>>>

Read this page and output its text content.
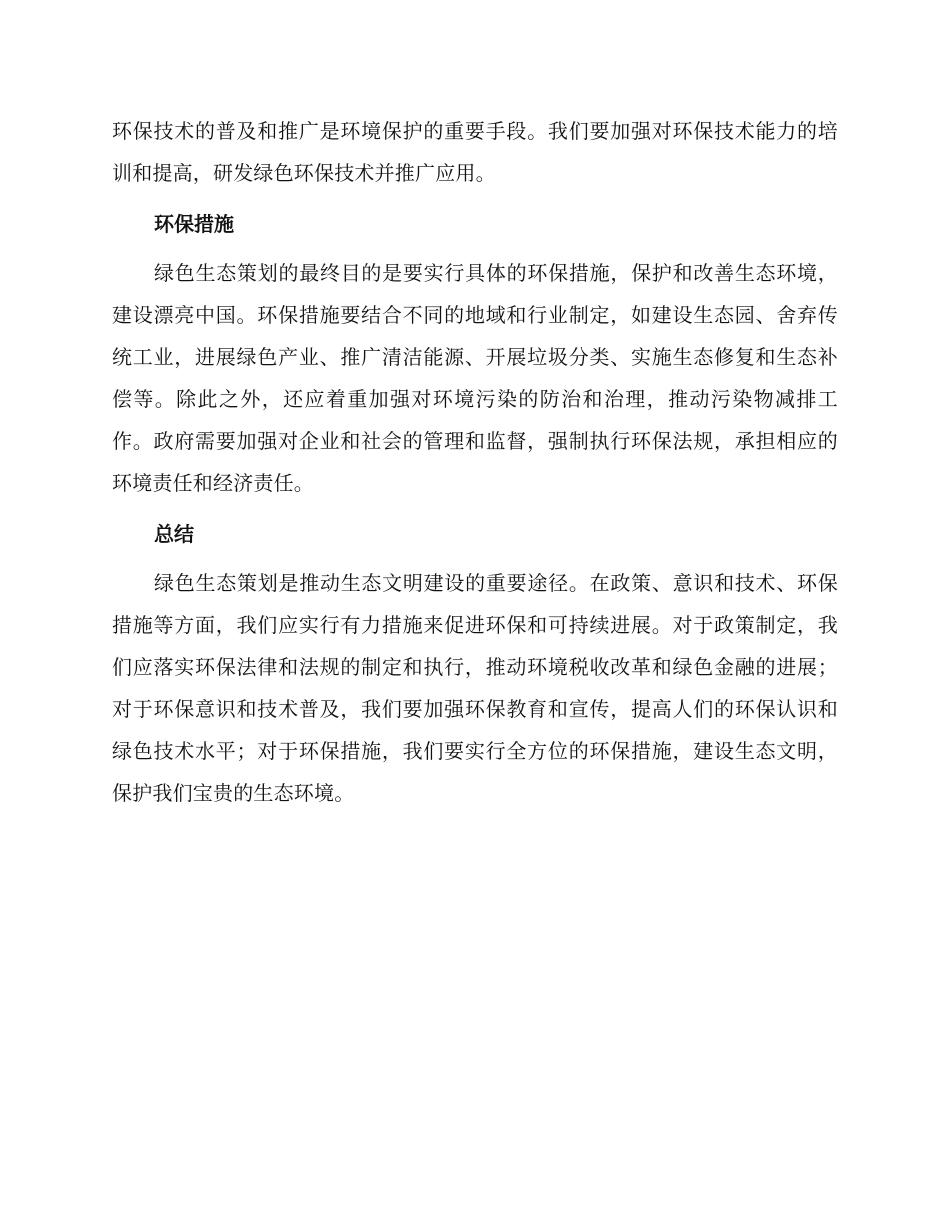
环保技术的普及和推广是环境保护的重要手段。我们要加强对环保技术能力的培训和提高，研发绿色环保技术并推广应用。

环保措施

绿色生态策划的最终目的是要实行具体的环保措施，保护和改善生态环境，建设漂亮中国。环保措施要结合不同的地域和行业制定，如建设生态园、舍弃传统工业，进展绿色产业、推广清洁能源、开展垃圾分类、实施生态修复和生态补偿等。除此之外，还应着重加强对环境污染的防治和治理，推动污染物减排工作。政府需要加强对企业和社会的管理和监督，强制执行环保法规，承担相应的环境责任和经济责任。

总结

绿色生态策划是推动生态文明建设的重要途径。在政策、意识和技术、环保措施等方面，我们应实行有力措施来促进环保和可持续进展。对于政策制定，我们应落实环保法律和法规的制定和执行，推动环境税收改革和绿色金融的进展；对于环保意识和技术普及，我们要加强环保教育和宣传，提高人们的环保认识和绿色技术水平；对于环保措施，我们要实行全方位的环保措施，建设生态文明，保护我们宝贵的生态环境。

<<<

# Problem to solve:
Output the material word for word, omitting its pictures.

# The result:
Read this page and output its text content.
环保技术的普及和推广是环境保护的重要手段。我们要加强对环保技术能力的培训和提高，研发绿色环保技术并推广应用。

环保措施

绿色生态策划的最终目的是要实行具体的环保措施，保护和改善生态环境，建设漂亮中国。环保措施要结合不同的地域和行业制定，如建设生态园、舍弃传统工业，进展绿色产业、推广清洁能源、开展垃圾分类、实施生态修复和生态补偿等。除此之外，还应着重加强对环境污染的防治和治理，推动污染物减排工作。政府需要加强对企业和社会的管理和监督，强制执行环保法规，承担相应的环境责任和经济责任。

总结

绿色生态策划是推动生态文明建设的重要途径。在政策、意识和技术、环保措施等方面，我们应实行有力措施来促进环保和可持续进展。对于政策制定，我们应落实环保法律和法规的制定和执行，推动环境税收改革和绿色金融的进展；对于环保意识和技术普及，我们要加强环保教育和宣传，提高人们的环保认识和绿色技术水平；对于环保措施，我们要实行全方位的环保措施，建设生态文明，保护我们宝贵的生态环境。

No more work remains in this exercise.